## Aim
Without the pictures, return all of the material exactly as written.

_ _ _ _ _ _ _

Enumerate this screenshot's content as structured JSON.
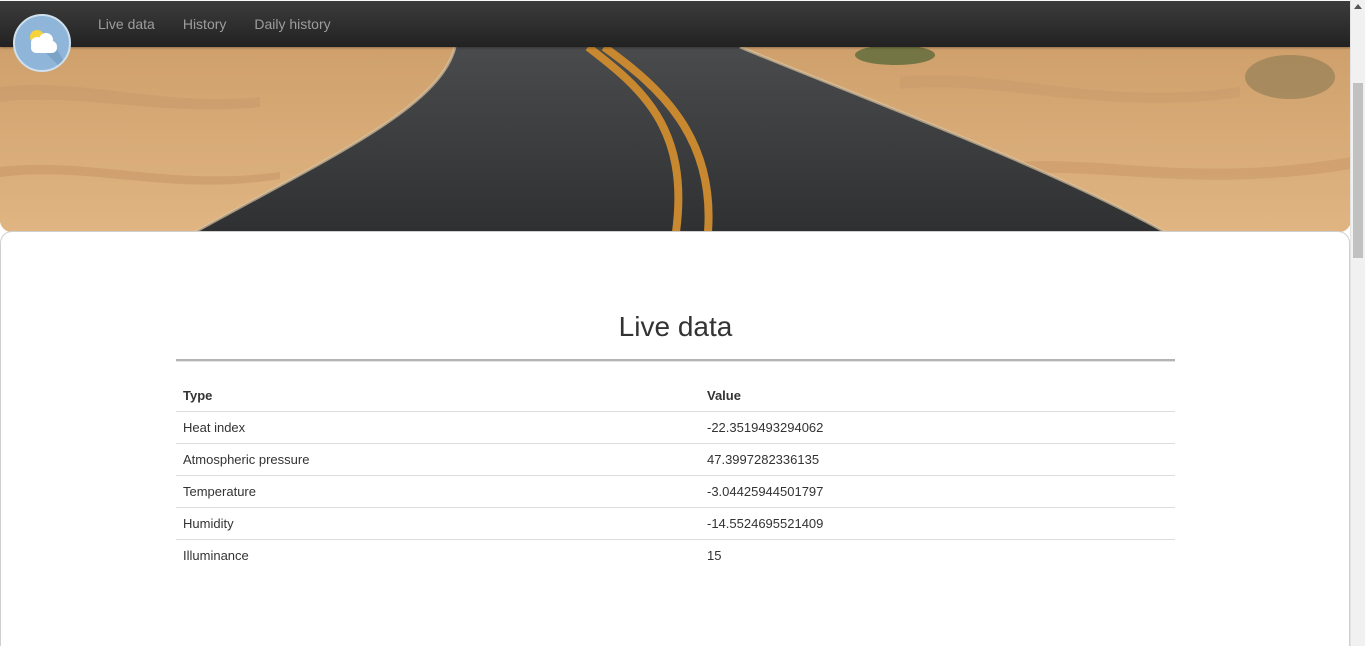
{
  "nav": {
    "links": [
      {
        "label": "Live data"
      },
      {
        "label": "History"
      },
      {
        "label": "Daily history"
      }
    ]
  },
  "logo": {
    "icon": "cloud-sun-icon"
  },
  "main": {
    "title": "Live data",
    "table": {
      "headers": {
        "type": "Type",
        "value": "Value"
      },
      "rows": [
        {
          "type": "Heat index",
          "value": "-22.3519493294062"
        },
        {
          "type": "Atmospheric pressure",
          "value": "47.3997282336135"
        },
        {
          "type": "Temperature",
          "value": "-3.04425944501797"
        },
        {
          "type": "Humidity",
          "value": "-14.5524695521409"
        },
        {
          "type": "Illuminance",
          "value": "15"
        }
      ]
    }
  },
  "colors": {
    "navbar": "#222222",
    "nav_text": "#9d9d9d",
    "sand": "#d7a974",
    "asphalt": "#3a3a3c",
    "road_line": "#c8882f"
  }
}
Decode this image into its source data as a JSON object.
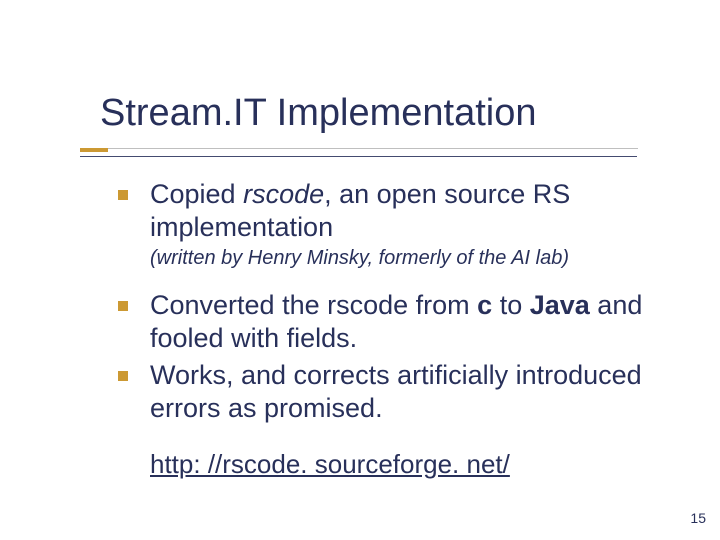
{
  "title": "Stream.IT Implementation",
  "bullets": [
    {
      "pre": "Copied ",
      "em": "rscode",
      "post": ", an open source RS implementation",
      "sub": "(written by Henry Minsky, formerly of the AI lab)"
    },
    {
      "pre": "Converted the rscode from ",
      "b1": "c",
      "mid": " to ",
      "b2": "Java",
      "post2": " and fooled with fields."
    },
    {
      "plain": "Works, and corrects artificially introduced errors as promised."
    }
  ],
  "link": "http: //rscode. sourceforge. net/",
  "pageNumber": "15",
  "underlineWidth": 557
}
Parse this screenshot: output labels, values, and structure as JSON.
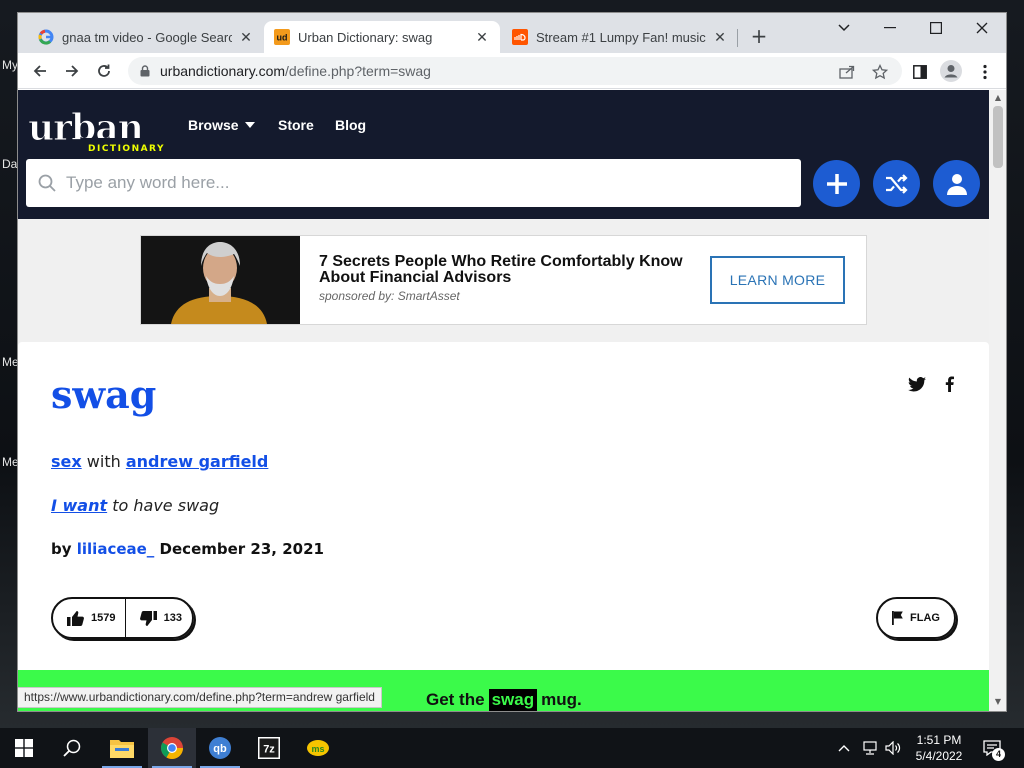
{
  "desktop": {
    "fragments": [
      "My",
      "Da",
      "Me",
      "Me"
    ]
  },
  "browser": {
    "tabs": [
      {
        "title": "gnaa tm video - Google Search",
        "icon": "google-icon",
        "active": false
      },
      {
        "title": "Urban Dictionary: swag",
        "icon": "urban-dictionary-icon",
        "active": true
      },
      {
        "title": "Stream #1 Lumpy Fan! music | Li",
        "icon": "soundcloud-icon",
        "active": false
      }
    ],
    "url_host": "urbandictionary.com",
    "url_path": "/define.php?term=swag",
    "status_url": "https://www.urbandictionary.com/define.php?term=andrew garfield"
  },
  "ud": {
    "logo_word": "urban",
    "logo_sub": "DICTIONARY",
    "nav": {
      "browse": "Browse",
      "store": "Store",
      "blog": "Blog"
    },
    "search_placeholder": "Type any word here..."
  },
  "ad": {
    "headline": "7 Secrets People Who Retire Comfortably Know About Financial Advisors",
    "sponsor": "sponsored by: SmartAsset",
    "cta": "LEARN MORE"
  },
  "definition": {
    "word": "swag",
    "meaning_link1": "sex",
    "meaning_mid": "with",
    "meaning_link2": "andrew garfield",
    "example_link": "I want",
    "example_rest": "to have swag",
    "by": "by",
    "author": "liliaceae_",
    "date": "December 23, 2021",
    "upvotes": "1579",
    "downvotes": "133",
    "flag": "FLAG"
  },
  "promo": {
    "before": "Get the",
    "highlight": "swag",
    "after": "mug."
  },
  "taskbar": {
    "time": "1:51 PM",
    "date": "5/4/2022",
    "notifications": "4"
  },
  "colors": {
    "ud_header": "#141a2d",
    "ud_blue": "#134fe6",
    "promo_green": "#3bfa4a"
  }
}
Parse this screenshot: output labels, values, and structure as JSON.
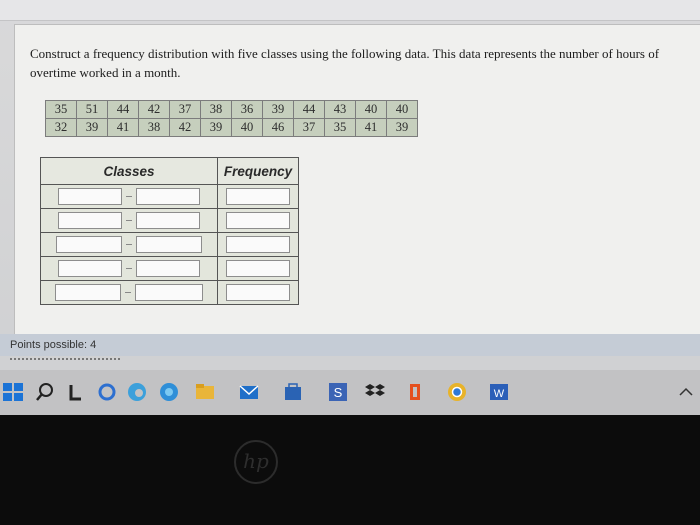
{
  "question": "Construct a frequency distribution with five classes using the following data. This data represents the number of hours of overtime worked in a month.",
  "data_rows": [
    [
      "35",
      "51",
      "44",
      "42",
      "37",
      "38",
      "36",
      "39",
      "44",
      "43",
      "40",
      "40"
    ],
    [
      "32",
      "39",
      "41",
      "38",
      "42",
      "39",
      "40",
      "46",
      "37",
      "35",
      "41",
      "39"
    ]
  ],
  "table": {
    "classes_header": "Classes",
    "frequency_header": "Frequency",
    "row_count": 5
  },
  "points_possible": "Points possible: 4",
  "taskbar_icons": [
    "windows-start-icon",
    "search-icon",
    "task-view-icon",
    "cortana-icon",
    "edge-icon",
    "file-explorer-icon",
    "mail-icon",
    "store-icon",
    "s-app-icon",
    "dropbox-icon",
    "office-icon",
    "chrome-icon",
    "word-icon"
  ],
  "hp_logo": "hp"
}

_ _ _ _ _ _ _

## Response for this exercise
Enumerate this screenshot's content as structured JSON.
{
  "nav": {
    "links": [
      {
        "label": "Live data"
      },
      {
        "label": "History"
      },
      {
        "label": "Daily history"
      }
    ]
  },
  "logo": {
    "icon": "cloud-sun-icon"
  },
  "main": {
    "title": "Live data",
    "table": {
      "headers": {
        "type": "Type",
        "value": "Value"
      },
      "rows": [
        {
          "type": "Heat index",
          "value": "-22.3519493294062"
        },
        {
          "type": "Atmospheric pressure",
          "value": "47.3997282336135"
        },
        {
          "type": "Temperature",
          "value": "-3.04425944501797"
        },
        {
          "type": "Humidity",
          "value": "-14.5524695521409"
        },
        {
          "type": "Illuminance",
          "value": "15"
        }
      ]
    }
  },
  "colors": {
    "navbar": "#222222",
    "nav_text": "#9d9d9d",
    "sand": "#d7a974",
    "asphalt": "#3a3a3c",
    "road_line": "#c8882f"
  }
}
Decode this image into its source data as a JSON object.
{
  "title": "Stream.IT Implementation",
  "bullets": [
    {
      "pre": "Copied ",
      "em": "rscode",
      "post": ", an open source RS implementation",
      "sub": "(written by Henry Minsky, formerly of the AI lab)"
    },
    {
      "pre": "Converted the rscode from ",
      "b1": "c",
      "mid": " to ",
      "b2": "Java",
      "post2": " and fooled with fields."
    },
    {
      "plain": "Works, and corrects artificially introduced errors as promised."
    }
  ],
  "link": "http: //rscode. sourceforge. net/",
  "pageNumber": "15",
  "underlineWidth": 557
}
Parse this screenshot: output labels, values, and structure as JSON.
{
  "desktop": {
    "fragments": [
      "My",
      "Da",
      "Me",
      "Me"
    ]
  },
  "browser": {
    "tabs": [
      {
        "title": "gnaa tm video - Google Search",
        "icon": "google-icon",
        "active": false
      },
      {
        "title": "Urban Dictionary: swag",
        "icon": "urban-dictionary-icon",
        "active": true
      },
      {
        "title": "Stream #1 Lumpy Fan! music | Li",
        "icon": "soundcloud-icon",
        "active": false
      }
    ],
    "url_host": "urbandictionary.com",
    "url_path": "/define.php?term=swag",
    "status_url": "https://www.urbandictionary.com/define.php?term=andrew garfield"
  },
  "ud": {
    "logo_word": "urban",
    "logo_sub": "DICTIONARY",
    "nav": {
      "browse": "Browse",
      "store": "Store",
      "blog": "Blog"
    },
    "search_placeholder": "Type any word here..."
  },
  "ad": {
    "headline": "7 Secrets People Who Retire Comfortably Know About Financial Advisors",
    "sponsor": "sponsored by: SmartAsset",
    "cta": "LEARN MORE"
  },
  "definition": {
    "word": "swag",
    "meaning_link1": "sex",
    "meaning_mid": "with",
    "meaning_link2": "andrew garfield",
    "example_link": "I want",
    "example_rest": "to have swag",
    "by": "by",
    "author": "liliaceae_",
    "date": "December 23, 2021",
    "upvotes": "1579",
    "downvotes": "133",
    "flag": "FLAG"
  },
  "promo": {
    "before": "Get the",
    "highlight": "swag",
    "after": "mug."
  },
  "taskbar": {
    "time": "1:51 PM",
    "date": "5/4/2022",
    "notifications": "4"
  },
  "colors": {
    "ud_header": "#141a2d",
    "ud_blue": "#134fe6",
    "promo_green": "#3bfa4a"
  }
}
Parse this screenshot: output labels, values, and structure as JSON.
{
  "question": "Construct a frequency distribution with five classes using the following data. This data represents the number of hours of overtime worked in a month.",
  "data_rows": [
    [
      "35",
      "51",
      "44",
      "42",
      "37",
      "38",
      "36",
      "39",
      "44",
      "43",
      "40",
      "40"
    ],
    [
      "32",
      "39",
      "41",
      "38",
      "42",
      "39",
      "40",
      "46",
      "37",
      "35",
      "41",
      "39"
    ]
  ],
  "table": {
    "classes_header": "Classes",
    "frequency_header": "Frequency",
    "row_count": 5
  },
  "points_possible": "Points possible: 4",
  "taskbar_icons": [
    "windows-start-icon",
    "search-icon",
    "task-view-icon",
    "cortana-icon",
    "edge-icon",
    "file-explorer-icon",
    "mail-icon",
    "store-icon",
    "s-app-icon",
    "dropbox-icon",
    "office-icon",
    "chrome-icon",
    "word-icon"
  ],
  "hp_logo": "hp"
}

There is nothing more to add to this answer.